• 待处理行:
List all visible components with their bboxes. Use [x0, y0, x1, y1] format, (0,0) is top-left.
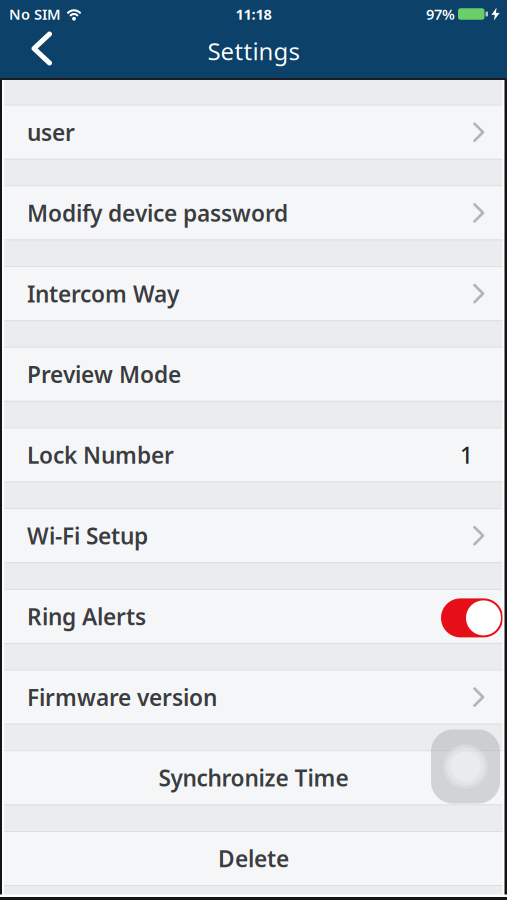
staticText: Lock Number	[27, 440, 174, 470]
staticText: user	[27, 117, 75, 147]
staticText: Delete	[218, 843, 289, 874]
staticText: 97%	[426, 4, 455, 24]
staticText: No SIM	[9, 4, 61, 24]
staticText: Synchronize Time	[158, 763, 348, 793]
staticText: Settings	[208, 35, 300, 67]
staticText: Preview Mode	[27, 359, 181, 389]
staticText: Wi-Fi Setup	[27, 521, 148, 551]
staticText: Modify device password	[27, 198, 288, 228]
staticText: 11:18	[236, 4, 272, 24]
staticText: Firmware version	[27, 682, 217, 712]
staticText: Intercom Way	[27, 278, 179, 309]
staticText: 1	[460, 440, 473, 470]
staticText: Ring Alerts	[27, 601, 146, 631]
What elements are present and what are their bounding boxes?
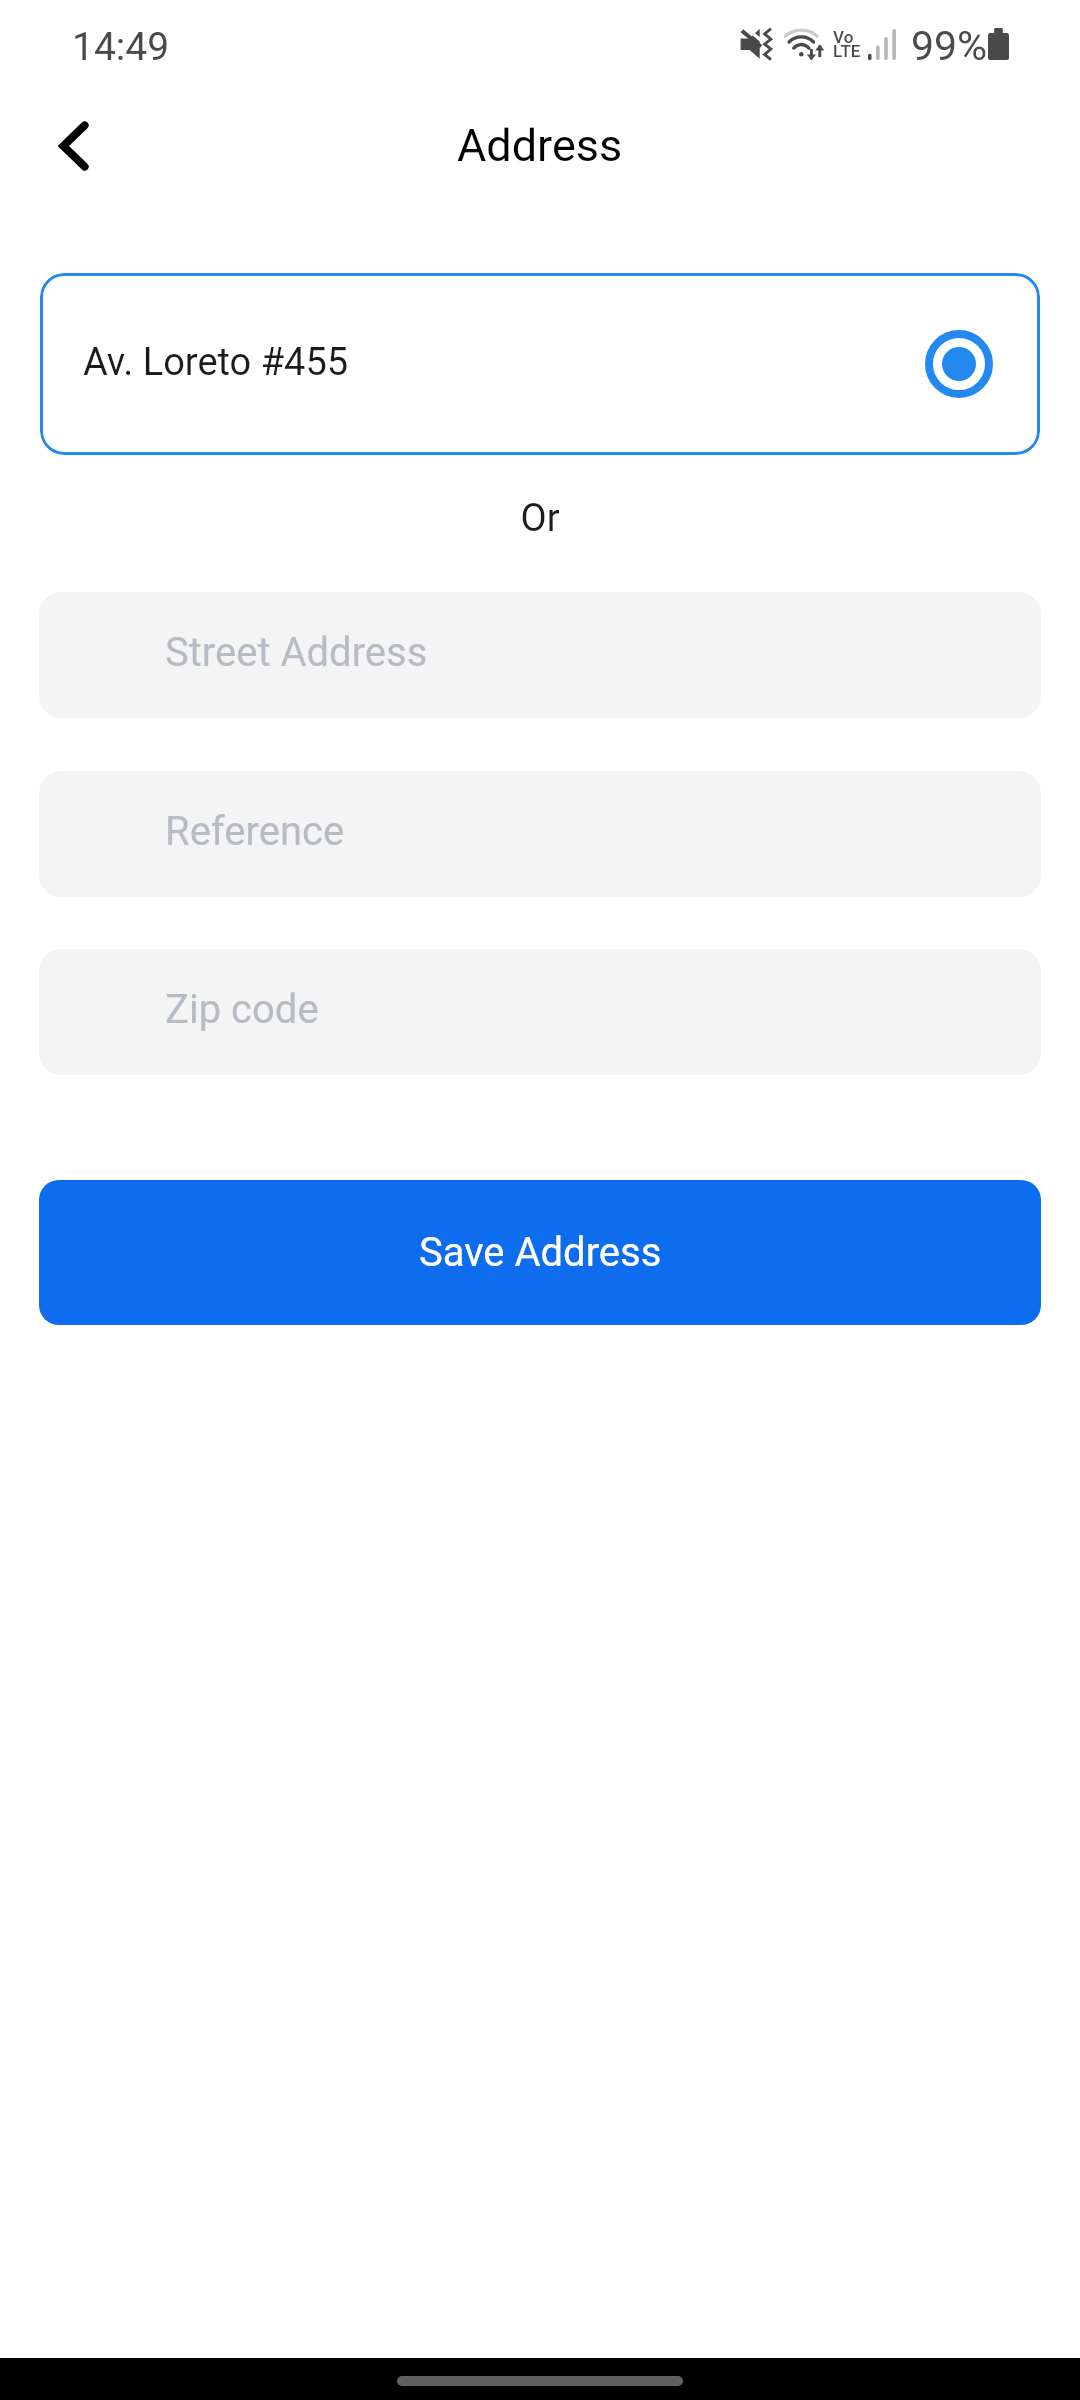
staticText: Or <box>0 496 1080 541</box>
staticText: Reference <box>165 808 345 855</box>
staticText: Address <box>457 119 623 172</box>
button[interactable]: Street Address <box>39 592 1041 718</box>
button[interactable]: Save Address <box>39 1180 1041 1325</box>
staticText: 14:49 <box>72 24 170 70</box>
button[interactable]: Back <box>22 94 126 198</box>
staticText: LTE <box>833 41 861 61</box>
staticText: Street Address <box>165 629 428 676</box>
other: Selected address <box>925 330 993 398</box>
staticText: Vo <box>833 27 854 47</box>
staticText: Save Address <box>419 1229 662 1276</box>
staticText: Zip code <box>165 986 319 1033</box>
button[interactable]: Reference <box>39 771 1041 897</box>
button[interactable]: Zip code <box>39 949 1041 1075</box>
button[interactable]: Av. Loreto #455 <box>40 273 1040 455</box>
staticText: 99% <box>911 22 988 70</box>
staticText: Av. Loreto #455 <box>83 340 349 385</box>
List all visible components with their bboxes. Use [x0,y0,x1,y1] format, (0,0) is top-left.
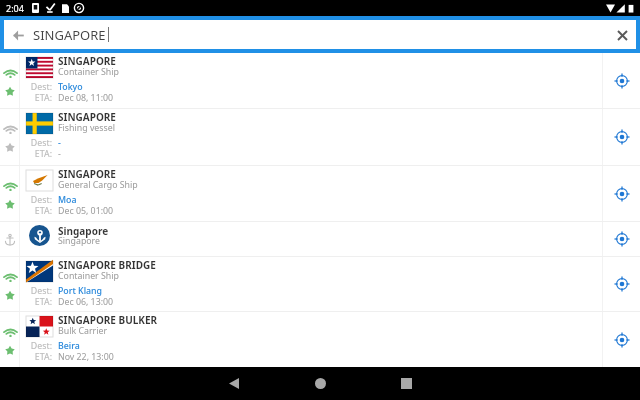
button[interactable]: SINGAPORE BRIDGE [0,257,640,311]
button[interactable]: Back [191,367,277,400]
staticText: ETA: [24,92,52,104]
staticText: Fishing vessel [58,122,115,134]
staticText: SINGAPORE [58,54,116,68]
staticText: Dest: [24,194,52,206]
button[interactable]: Center on map [603,257,640,311]
staticText: Dec 08, 11:00 [58,92,114,104]
button[interactable]: Center on map [603,109,640,165]
staticText: Container Ship [58,66,119,78]
staticText: Moa [58,194,77,206]
button[interactable]: Center on map [603,53,640,108]
staticText: ETA: [24,148,52,160]
button[interactable]: Clear search [608,21,636,49]
staticText: - [58,137,61,149]
staticText: ETA: [24,351,52,363]
button[interactable]: Home [277,367,363,400]
button[interactable]: SINGAPORE BULKER [0,312,640,367]
staticText: - [58,148,61,160]
staticText: Singapore [58,235,101,247]
staticText: Dec 06, 13:00 [58,296,114,308]
staticText: SINGAPORE [58,167,116,181]
staticText: Dest: [24,340,52,352]
staticText: SINGAPORE BRIDGE [58,258,156,272]
staticText: SINGAPORE [58,110,116,124]
staticText: ETA: [24,205,52,217]
staticText: Nov 22, 13:00 [58,351,114,363]
staticText: Dest: [24,81,52,93]
button[interactable]: Center on map [603,312,640,367]
button[interactable]: SINGAPORE [0,53,640,108]
staticText: Dest: [24,137,52,149]
staticText: Container Ship [58,270,119,282]
staticText: Port Klang [58,285,103,297]
staticText: Dec 05, 01:00 [58,205,114,217]
staticText: Beira [58,340,80,352]
button[interactable]: SINGAPORE [0,166,640,221]
button[interactable]: Back [4,21,32,49]
staticText: Bulk Carrier [58,325,108,337]
staticText: General Cargo Ship [58,179,138,191]
button[interactable]: Singapore [0,222,640,256]
staticText: Singapore [58,224,109,238]
staticText: SINGAPORE [33,26,106,44]
button[interactable]: Recents [363,367,449,400]
button[interactable]: SINGAPORE [0,109,640,165]
staticText: 2:04 [6,2,24,14]
staticText: SINGAPORE BULKER [58,313,158,327]
staticText: Dest: [24,285,52,297]
button[interactable]: Center on map [603,166,640,221]
button[interactable]: Center on map [603,222,640,256]
staticText: Tokyo [58,81,83,93]
staticText: ETA: [24,296,52,308]
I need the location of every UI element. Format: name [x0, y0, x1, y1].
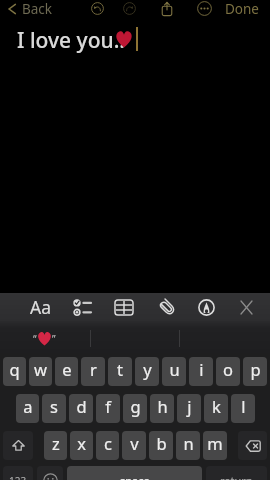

• 书面题目: 将上方全部行整理为 Markdown 表格，设"序号"与"内容"两列，略去空行，图片标记不列入。

• 本题解答:
| 序号 | 内容 |
|---|---|
| 1 | List all visible components with their bboxes. Use [x0, y0, x1, y1] format, (0,0) is top-left. |
| 2 | staticText: Lock Number	[27, 440, 174, 470] |
| 3 | staticText: user	[27, 117, 75, 147] |
| 4 | staticText: Delete	[218, 843, 289, 874] |
| 5 | staticText: 97%	[426, 4, 455, 24] |
| 6 | staticText: No SIM	[9, 4, 61, 24] |
| 7 | staticText: Synchronize Time	[158, 763, 348, 793] |
| 8 | staticText: Settings	[208, 35, 300, 67] |
| 9 | staticText: Preview Mode	[27, 359, 181, 389] |
| 10 | staticText: Wi-Fi Setup	[27, 521, 148, 551] |
| 11 | staticText: Modify device password	[27, 198, 288, 228] |
| 12 | staticText: 11:18	[236, 4, 272, 24] |
| 13 | staticText: Firmware version	[27, 682, 217, 712] |
| 14 | staticText: Intercom Way	[27, 278, 179, 309] |
| 15 | staticText: 1	[460, 440, 473, 470] |
| 16 | staticText: Ring Alerts	[27, 601, 146, 631] |
| 17 | What elements are present and what are their bounding boxes? |
| 18 | staticText: Or <box>0 496 1080 541</box> |
| 19 | staticText: Reference <box>165 808 345 855</box> |
| 20 | staticText: Address <box>457 119 623 172</box> |
| 21 | button[interactable]: Street Address <box>39 592 1041 718</box> |
| 22 | button[interactable]: Save Address <box>39 1180 1041 1325</box> |
| 23 | staticText: 14:49 <box>72 24 170 70</box> |
| 24 | button[interactable]: Back <box>22 94 126 198</box> |
| 25 | staticText: LTE <box>833 41 861 61</box> |
| 26 | staticText: Street Address <box>165 629 428 676</box> |
| 27 | other: Selected address <box>925 330 993 398</box> |
| 28 | staticText: Vo <box>833 27 854 47</box> |
| 29 | staticText: Save Address <box>419 1229 662 1276</box> |
| 30 | staticText: Zip code <box>165 986 319 1033</box> |
| 31 | button[interactable]: Reference <box>39 771 1041 897</box> |
| 32 | button[interactable]: Zip code <box>39 949 1041 1075</box> |
| 33 | button[interactable]: Av. Loreto #455 <box>40 273 1040 455</box> |
| 34 | staticText: 99% <box>911 22 988 70</box> |
| 35 | staticText: Av. Loreto #455 <box>83 340 349 385</box> |
| 36 | List all visible components with their bboxes. Use [x0,y0,x1,y1] format, (0,0) is top-left. |
| 37 | button[interactable]: SINGAPORE BRIDGE [0,257,640,311] |
| 38 | button[interactable]: Back [191,367,277,400] |
| 39 | staticText: ETA: [24,92,52,104] |
| 40 | staticText: Fishing vessel [58,122,115,134] |
| 41 | staticText: SINGAPORE [58,54,116,68] |
| 42 | staticText: Dest: [24,194,52,206] |
| 43 | button[interactable]: Center on map [603,257,640,311] |
| 44 | staticText: Dec 08, 11:00 [58,92,114,104] |
| 45 | button[interactable]: Center on map [603,109,640,165] |
| 46 | staticText: Container Ship [58,66,119,78] |
| 47 | staticText: Moa [58,194,77,206] |
| 48 | button[interactable]: Center on map [603,53,640,108] |
| 49 | staticText: ETA: [24,148,52,160] |
| 50 | button[interactable]: Clear search [608,21,636,49] |
| 51 | staticText: - [58,137,61,149] |
| 52 | staticText: ETA: [24,351,52,363] |
| 53 | button[interactable]: Home [277,367,363,400] |
| 54 | button[interactable]: SINGAPORE BULKER [0,312,640,367] |
| 55 | staticText: - [58,148,61,160] |
| 56 | staticText: Singapore [58,235,101,247] |
| 57 | staticText: Dec 06, 13:00 [58,296,114,308] |
| 58 | staticText: SINGAPORE [58,167,116,181] |
| 59 | staticText: Dest: [24,340,52,352] |
| 60 | staticText: SINGAPORE BRIDGE [58,258,156,272] |
| 61 | staticText: SINGAPORE [58,110,116,124] |
| 62 | staticText: ETA: [24,205,52,217] |
| 63 | staticText: Nov 22, 13:00 [58,351,114,363] |
| 64 | staticText: Dest: [24,81,52,93] |
| 65 | button[interactable]: Center on map [603,312,640,367] |
| 66 | button[interactable]: SINGAPORE [0,53,640,108] |
| 67 | staticText: Dest: [24,137,52,149] |
| 68 | staticText: Container Ship [58,270,119,282] |
| 69 | staticText: Port Klang [58,285,103,297] |
| 70 | staticText: Dec 05, 01:00 [58,205,114,217] |
| 71 | staticText: Beira [58,340,80,352] |
| 72 | button[interactable]: SINGAPORE [0,166,640,221] |
| 73 | button[interactable]: Back [4,21,32,49] |
| 74 | staticText: Bulk Carrier [58,325,108,337] |
| 75 | staticText: General Cargo Ship [58,179,138,191] |
| 76 | button[interactable]: Singapore [0,222,640,256] |
| 77 | staticText: Singapore [58,224,109,238] |
| 78 | staticText: SINGAPORE [33,26,106,44] |
| 79 | button[interactable]: Recents [363,367,449,400] |
| 80 | button[interactable]: SINGAPORE [0,109,640,165] |
| 81 | staticText: 2:04 [6,2,24,14] |
| 82 | staticText: SINGAPORE BULKER [58,313,158,327] |
| 83 | staticText: Dest: [24,285,52,297] |
| 84 | button[interactable]: Center on map [603,166,640,221] |
| 85 | button[interactable]: Center on map [603,222,640,256] |
| 86 | staticText: Tokyo [58,81,83,93] |
| 87 | staticText: ETA: [24,296,52,308] |
| 88 | I need the location of every UI element. Format: name [x0, y0, x1, y1]. |